───── Sayfa Alıntısı ─────
Sivil toplumun siyasal hayattaki karşılığına baktığımızda,
özellikle kapitalizmin henüz yeni yeni ortaya
çıktığı süreçlerde egemen feodal krallıkların
mutlak egemenliği karşısında burjuva muhalefet,
kendini “sivil toplum” başlığı altında, devletten
bağımsız her tür örgütlenmeler biçiminde ifade
ediyordu. Fakat burada bile sivil toplumun burjuva
niteliği çok belirgindi çünkü yine devletle doğrudan
bir bağlantısı olmayan loncalar, kapitalizmin
gelişiminin önünde bir engel oldukları için sivil
toplum çatısının altına dahil edilmiyordu. Yine
de feodalizme karşı burjuvazinin devrimci olduğu
süreçte, sivil toplum olumlu bir duruşa sahipti.
Burjuvazinin egemenliğini sağlamasıyla sivil toplum
da bu tarihsel “ilericilik” niteliğini geride
bırakmıştır. Sivil toplum denilen “çatı”, sınıf
çelişkileri ekseninde dağılmıştır. Proletarya
ve burjuvazi arasındaki sınıf çatışması, toplumsal
ilişki ve çelişkilerin üzerinde şekillendiği yeni
eksen olarak tarihsel rolünü üslenmiştir.
Sol siyasal söylemde sivil toplum kavramını yeniden
gündeme getiren Gramsci olmuştur. Varolan kapitalist
toplumsal ilişkilerin karmaşıklığı karşısında
kapitalizmin salt ekonomik temellerini hedef alan
bir siyasal çalışmanın yetersizliği doğru tespitinden
yola çıkan Gramsci, kapitalizmin günlük yaşamdaki
kültürel ve ideolojik köklerine yöneltecek yeni
türde bir mücadele alanını tanımlamak için sivil
toplum kavramını kullandı. Ancak Gramsci’nin yaklaşımında
da bir abartı sözkonusuydu (bu konuda daha fazla
bilgi için SB. Sayı:3, s: 51-56). Üstelik Gramsci’nin
“Hapishane Defterleri”nin birçok farklı yoruma
açık kapı bırakan boşluklar içermesi, sonrasındaki
dönemde çok farklı teorilerin geliştirilmesine
kapı açmıştır.
Özellikle 2. Paylaşım Savaşı sonrasında Avrupa’lı
entellektüeller arasında reel sosyalist ülkelerdeki
revizyonist yozlaşma/bürokratlaşma eğilimiyle
de bağlantılı olarak yeniden gündeme gelen “sivil
toplumculuk” ise artık geçmiştekinden çok daha
farklı birşeydi. Günümüzün postmodernizmine evrilecek
birçok düşünsel akımın filizlendiği bu süreçte,
henüz her türden “üst anlatı”ya olmasa da her
türden “devlet olma”, “parti olma”, “iktidar olma”
─────
* Görev Yönergeleri
a. Sayfa alıntısında “Sivil toplumun siyasal” sözcüklerinden başlayıp “bir duruşa sahipti.” sözcüklerine kadar uzanan bölümün tamamını olduğu gibi yazıya geçirin.
b. Şu ifadelerin her biri için sayfa alıntısıyla uyuşup uyuşmadığını evet ya da hayır diye belirtin ve kararı veren sözcükleri alıntıdan aynen aktarın: (i) Loncalar sivil toplum çatısının altına dahil ediliyordu. (ii) Sol siyasal söylemde sivil toplum kavramını yeniden gündeme getiren Gramsci olmuştur. (iii) Sivil toplum, burjuvazinin egemenliğini sağlamasından sonra da ilerici niteliğini korumuştur.
c. Sayfa alıntısına göre Gramsci'nin birçok farklı yoruma açık kapı bırakan boşluklar içeren eseri hangisidir?
Malzemenin bu sayfa alıntısıyla herhangi bir ilgisi yoktur.
───── Veri Kesiti ─────
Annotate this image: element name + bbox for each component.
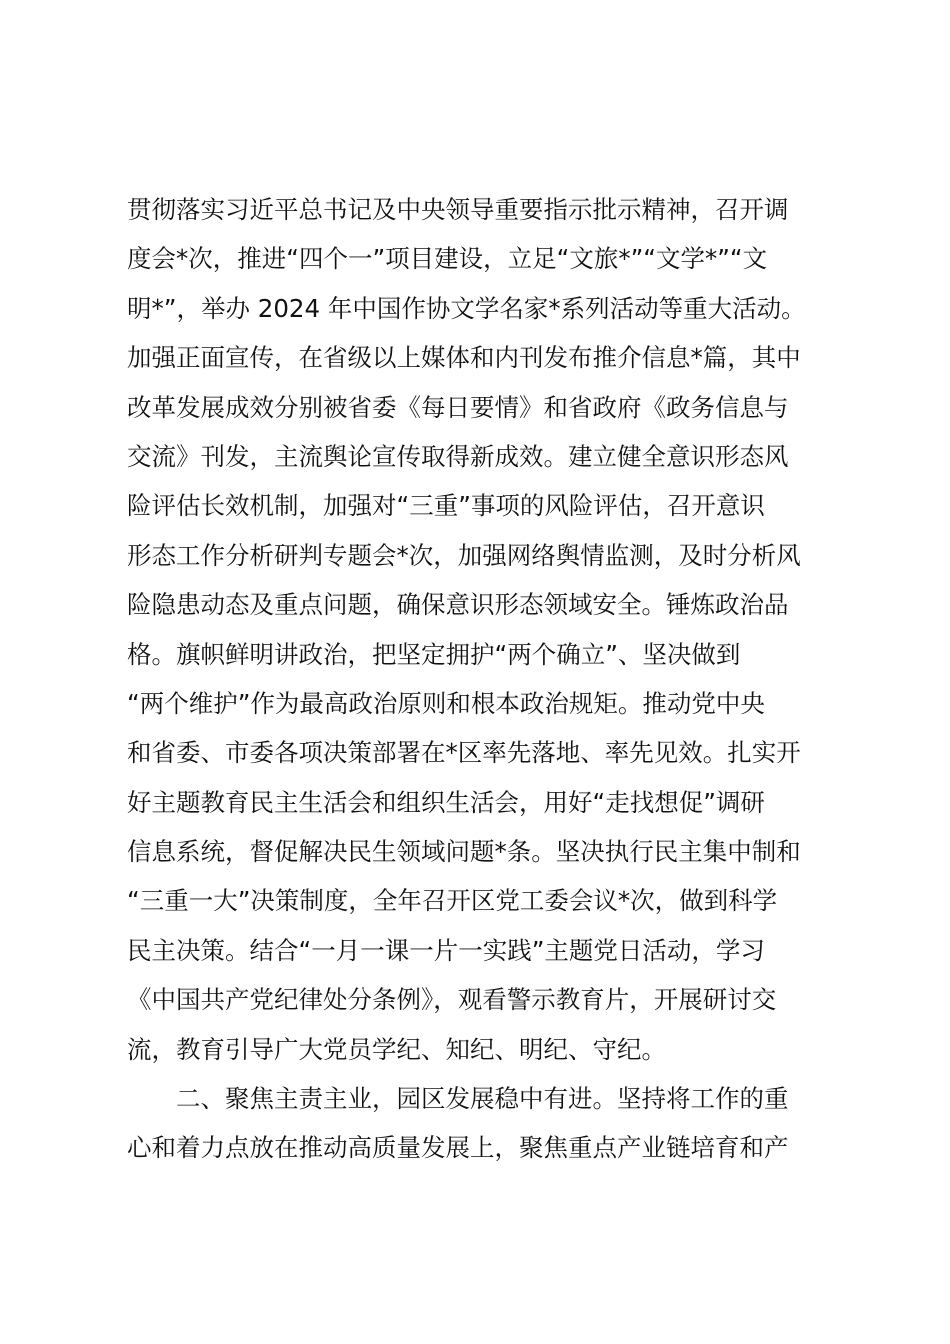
─────
* Alıştırma Yanıtları
a.
Sivil toplumun siyasal hayattaki karşılığına baktığımızda,
özellikle kapitalizmin henüz yeni yeni ortaya
çıktığı süreçlerde egemen feodal krallıkların
mutlak egemenliği karşısında burjuva muhalefet,
kendini “sivil toplum” başlığı altında, devletten
bağımsız her tür örgütlenmeler biçiminde ifade
ediyordu. Fakat burada bile sivil toplumun burjuva
niteliği çok belirgindi çünkü yine devletle doğrudan
bir bağlantısı olmayan loncalar, kapitalizmin
gelişiminin önünde bir engel oldukları için sivil
toplum çatısının altına dahil edilmiyordu. Yine
de feodalizme karşı burjuvazinin devrimci olduğu
süreçte, sivil toplum olumlu bir duruşa sahipti.

b.
(i) Hayır: “kapitalizmin gelişiminin önünde bir engel oldukları için sivil toplum çatısının altına dahil edilmiyordu”
(ii) Evet: “Sol siyasal söylemde sivil toplum kavramını yeniden gündeme getiren Gramsci olmuştur.”
(iii) Hayır: “Burjuvazinin egemenliğini sağlamasıyla sivil toplum da bu tarihsel “ilericilik” niteliğini geride bırakmıştır.”

c. “Hapishane Defterleri”